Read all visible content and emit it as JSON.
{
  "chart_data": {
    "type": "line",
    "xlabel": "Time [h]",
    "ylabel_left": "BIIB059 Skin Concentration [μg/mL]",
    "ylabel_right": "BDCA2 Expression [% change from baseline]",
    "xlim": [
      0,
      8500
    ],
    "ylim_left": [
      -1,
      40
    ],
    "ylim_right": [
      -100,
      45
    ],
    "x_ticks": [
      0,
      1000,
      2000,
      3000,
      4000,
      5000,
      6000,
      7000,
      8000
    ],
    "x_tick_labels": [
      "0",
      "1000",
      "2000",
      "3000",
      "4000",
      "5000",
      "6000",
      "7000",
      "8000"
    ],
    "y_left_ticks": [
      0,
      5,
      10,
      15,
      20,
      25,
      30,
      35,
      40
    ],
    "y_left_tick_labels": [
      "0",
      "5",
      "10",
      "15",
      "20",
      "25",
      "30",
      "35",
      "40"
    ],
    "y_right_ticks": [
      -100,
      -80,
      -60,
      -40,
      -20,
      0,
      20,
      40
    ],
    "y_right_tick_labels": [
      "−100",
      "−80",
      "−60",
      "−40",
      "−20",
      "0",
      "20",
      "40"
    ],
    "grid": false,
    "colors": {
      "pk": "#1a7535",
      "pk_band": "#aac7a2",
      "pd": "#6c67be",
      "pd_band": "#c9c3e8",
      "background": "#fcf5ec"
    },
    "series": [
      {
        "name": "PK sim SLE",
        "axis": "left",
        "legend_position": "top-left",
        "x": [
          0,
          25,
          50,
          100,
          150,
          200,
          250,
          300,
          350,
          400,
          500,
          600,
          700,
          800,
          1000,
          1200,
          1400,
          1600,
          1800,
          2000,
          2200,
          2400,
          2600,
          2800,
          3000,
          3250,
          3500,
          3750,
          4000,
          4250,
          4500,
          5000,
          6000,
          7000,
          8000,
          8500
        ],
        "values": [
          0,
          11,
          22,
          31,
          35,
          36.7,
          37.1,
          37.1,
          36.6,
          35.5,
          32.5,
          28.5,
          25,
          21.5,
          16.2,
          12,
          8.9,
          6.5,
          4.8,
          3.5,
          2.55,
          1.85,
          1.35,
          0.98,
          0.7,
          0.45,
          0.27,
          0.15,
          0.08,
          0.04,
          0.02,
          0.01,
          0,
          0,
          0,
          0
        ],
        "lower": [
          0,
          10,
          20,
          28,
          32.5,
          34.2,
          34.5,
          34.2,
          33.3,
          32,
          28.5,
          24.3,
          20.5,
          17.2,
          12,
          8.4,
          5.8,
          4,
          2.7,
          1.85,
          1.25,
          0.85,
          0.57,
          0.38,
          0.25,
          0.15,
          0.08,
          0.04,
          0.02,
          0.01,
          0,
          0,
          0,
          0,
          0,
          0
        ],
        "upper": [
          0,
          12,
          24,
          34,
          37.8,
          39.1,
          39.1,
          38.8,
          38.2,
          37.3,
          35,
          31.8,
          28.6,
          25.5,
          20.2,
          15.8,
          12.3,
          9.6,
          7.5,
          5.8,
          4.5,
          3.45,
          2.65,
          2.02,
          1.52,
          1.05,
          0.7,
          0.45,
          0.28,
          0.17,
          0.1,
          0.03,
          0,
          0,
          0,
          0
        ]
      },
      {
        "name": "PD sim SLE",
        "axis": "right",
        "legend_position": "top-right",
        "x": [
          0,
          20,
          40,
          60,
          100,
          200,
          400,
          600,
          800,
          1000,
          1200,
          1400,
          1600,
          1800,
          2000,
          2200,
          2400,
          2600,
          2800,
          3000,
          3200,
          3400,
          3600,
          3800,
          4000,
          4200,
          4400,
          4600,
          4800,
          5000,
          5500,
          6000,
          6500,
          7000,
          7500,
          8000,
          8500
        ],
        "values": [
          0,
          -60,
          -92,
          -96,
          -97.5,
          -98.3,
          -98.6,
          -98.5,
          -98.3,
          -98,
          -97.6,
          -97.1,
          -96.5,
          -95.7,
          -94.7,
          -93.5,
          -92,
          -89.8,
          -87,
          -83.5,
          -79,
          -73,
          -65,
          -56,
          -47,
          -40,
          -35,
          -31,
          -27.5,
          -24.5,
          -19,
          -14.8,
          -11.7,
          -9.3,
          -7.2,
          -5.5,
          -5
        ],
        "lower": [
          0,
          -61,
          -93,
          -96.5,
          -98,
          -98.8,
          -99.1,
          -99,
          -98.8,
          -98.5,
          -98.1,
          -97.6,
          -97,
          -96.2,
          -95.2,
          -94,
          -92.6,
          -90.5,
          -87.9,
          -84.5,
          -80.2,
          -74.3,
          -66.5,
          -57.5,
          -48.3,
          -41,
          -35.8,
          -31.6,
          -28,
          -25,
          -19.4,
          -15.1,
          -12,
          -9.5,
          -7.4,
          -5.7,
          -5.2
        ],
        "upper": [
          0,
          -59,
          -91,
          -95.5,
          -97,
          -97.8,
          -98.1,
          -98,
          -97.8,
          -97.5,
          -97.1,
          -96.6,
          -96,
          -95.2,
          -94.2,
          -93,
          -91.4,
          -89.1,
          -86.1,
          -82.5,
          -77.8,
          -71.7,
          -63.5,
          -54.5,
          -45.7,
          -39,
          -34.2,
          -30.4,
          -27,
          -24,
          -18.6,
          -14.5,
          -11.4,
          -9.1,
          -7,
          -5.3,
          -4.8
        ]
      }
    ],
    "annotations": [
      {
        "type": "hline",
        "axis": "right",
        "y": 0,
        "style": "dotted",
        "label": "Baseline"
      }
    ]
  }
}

========

DIRECTIVE: Reproduce the listing above word for word.

ANSWER IN FULL:
Read all visible content and emit it as JSON.
{
  "chart_data": {
    "type": "line",
    "xlabel": "Time [h]",
    "ylabel_left": "BIIB059 Skin Concentration [μg/mL]",
    "ylabel_right": "BDCA2 Expression [% change from baseline]",
    "xlim": [
      0,
      8500
    ],
    "ylim_left": [
      -1,
      40
    ],
    "ylim_right": [
      -100,
      45
    ],
    "x_ticks": [
      0,
      1000,
      2000,
      3000,
      4000,
      5000,
      6000,
      7000,
      8000
    ],
    "x_tick_labels": [
      "0",
      "1000",
      "2000",
      "3000",
      "4000",
      "5000",
      "6000",
      "7000",
      "8000"
    ],
    "y_left_ticks": [
      0,
      5,
      10,
      15,
      20,
      25,
      30,
      35,
      40
    ],
    "y_left_tick_labels": [
      "0",
      "5",
      "10",
      "15",
      "20",
      "25",
      "30",
      "35",
      "40"
    ],
    "y_right_ticks": [
      -100,
      -80,
      -60,
      -40,
      -20,
      0,
      20,
      40
    ],
    "y_right_tick_labels": [
      "−100",
      "−80",
      "−60",
      "−40",
      "−20",
      "0",
      "20",
      "40"
    ],
    "grid": false,
    "colors": {
      "pk": "#1a7535",
      "pk_band": "#aac7a2",
      "pd": "#6c67be",
      "pd_band": "#c9c3e8",
      "background": "#fcf5ec"
    },
    "series": [
      {
        "name": "PK sim SLE",
        "axis": "left",
        "legend_position": "top-left",
        "x": [
          0,
          25,
          50,
          100,
          150,
          200,
          250,
          300,
          350,
          400,
          500,
          600,
          700,
          800,
          1000,
          1200,
          1400,
          1600,
          1800,
          2000,
          2200,
          2400,
          2600,
          2800,
          3000,
          3250,
          3500,
          3750,
          4000,
          4250,
          4500,
          5000,
          6000,
          7000,
          8000,
          8500
        ],
        "values": [
          0,
          11,
          22,
          31,
          35,
          36.7,
          37.1,
          37.1,
          36.6,
          35.5,
          32.5,
          28.5,
          25,
          21.5,
          16.2,
          12,
          8.9,
          6.5,
          4.8,
          3.5,
          2.55,
          1.85,
          1.35,
          0.98,
          0.7,
          0.45,
          0.27,
          0.15,
          0.08,
          0.04,
          0.02,
          0.01,
          0,
          0,
          0,
          0
        ],
        "lower": [
          0,
          10,
          20,
          28,
          32.5,
          34.2,
          34.5,
          34.2,
          33.3,
          32,
          28.5,
          24.3,
          20.5,
          17.2,
          12,
          8.4,
          5.8,
          4,
          2.7,
          1.85,
          1.25,
          0.85,
          0.57,
          0.38,
          0.25,
          0.15,
          0.08,
          0.04,
          0.02,
          0.01,
          0,
          0,
          0,
          0,
          0,
          0
        ],
        "upper": [
          0,
          12,
          24,
          34,
          37.8,
          39.1,
          39.1,
          38.8,
          38.2,
          37.3,
          35,
          31.8,
          28.6,
          25.5,
          20.2,
          15.8,
          12.3,
          9.6,
          7.5,
          5.8,
          4.5,
          3.45,
          2.65,
          2.02,
          1.52,
          1.05,
          0.7,
          0.45,
          0.28,
          0.17,
          0.1,
          0.03,
          0,
          0,
          0,
          0
        ]
      },
      {
        "name": "PD sim SLE",
        "axis": "right",
        "legend_position": "top-right",
        "x": [
          0,
          20,
          40,
          60,
          100,
          200,
          400,
          600,
          800,
          1000,
          1200,
          1400,
          1600,
          1800,
          2000,
          2200,
          2400,
          2600,
          2800,
          3000,
          3200,
          3400,
          3600,
          3800,
          4000,
          4200,
          4400,
          4600,
          4800,
          5000,
          5500,
          6000,
          6500,
          7000,
          7500,
          8000,
          8500
        ],
        "values": [
          0,
          -60,
          -92,
          -96,
          -97.5,
          -98.3,
          -98.6,
          -98.5,
          -98.3,
          -98,
          -97.6,
          -97.1,
          -96.5,
          -95.7,
          -94.7,
          -93.5,
          -92,
          -89.8,
          -87,
          -83.5,
          -79,
          -73,
          -65,
          -56,
          -47,
          -40,
          -35,
          -31,
          -27.5,
          -24.5,
          -19,
          -14.8,
          -11.7,
          -9.3,
          -7.2,
          -5.5,
          -5
        ],
        "lower": [
          0,
          -61,
          -93,
          -96.5,
          -98,
          -98.8,
          -99.1,
          -99,
          -98.8,
          -98.5,
          -98.1,
          -97.6,
          -97,
          -96.2,
          -95.2,
          -94,
          -92.6,
          -90.5,
          -87.9,
          -84.5,
          -80.2,
          -74.3,
          -66.5,
          -57.5,
          -48.3,
          -41,
          -35.8,
          -31.6,
          -28,
          -25,
          -19.4,
          -15.1,
          -12,
          -9.5,
          -7.4,
          -5.7,
          -5.2
        ],
        "upper": [
          0,
          -59,
          -91,
          -95.5,
          -97,
          -97.8,
          -98.1,
          -98,
          -97.8,
          -97.5,
          -97.1,
          -96.6,
          -96,
          -95.2,
          -94.2,
          -93,
          -91.4,
          -89.1,
          -86.1,
          -82.5,
          -77.8,
          -71.7,
          -63.5,
          -54.5,
          -45.7,
          -39,
          -34.2,
          -30.4,
          -27,
          -24,
          -18.6,
          -14.5,
          -11.4,
          -9.1,
          -7,
          -5.3,
          -4.8
        ]
      }
    ],
    "annotations": [
      {
        "type": "hline",
        "axis": "right",
        "y": 0,
        "style": "dotted",
        "label": "Baseline"
      }
    ]
  }
}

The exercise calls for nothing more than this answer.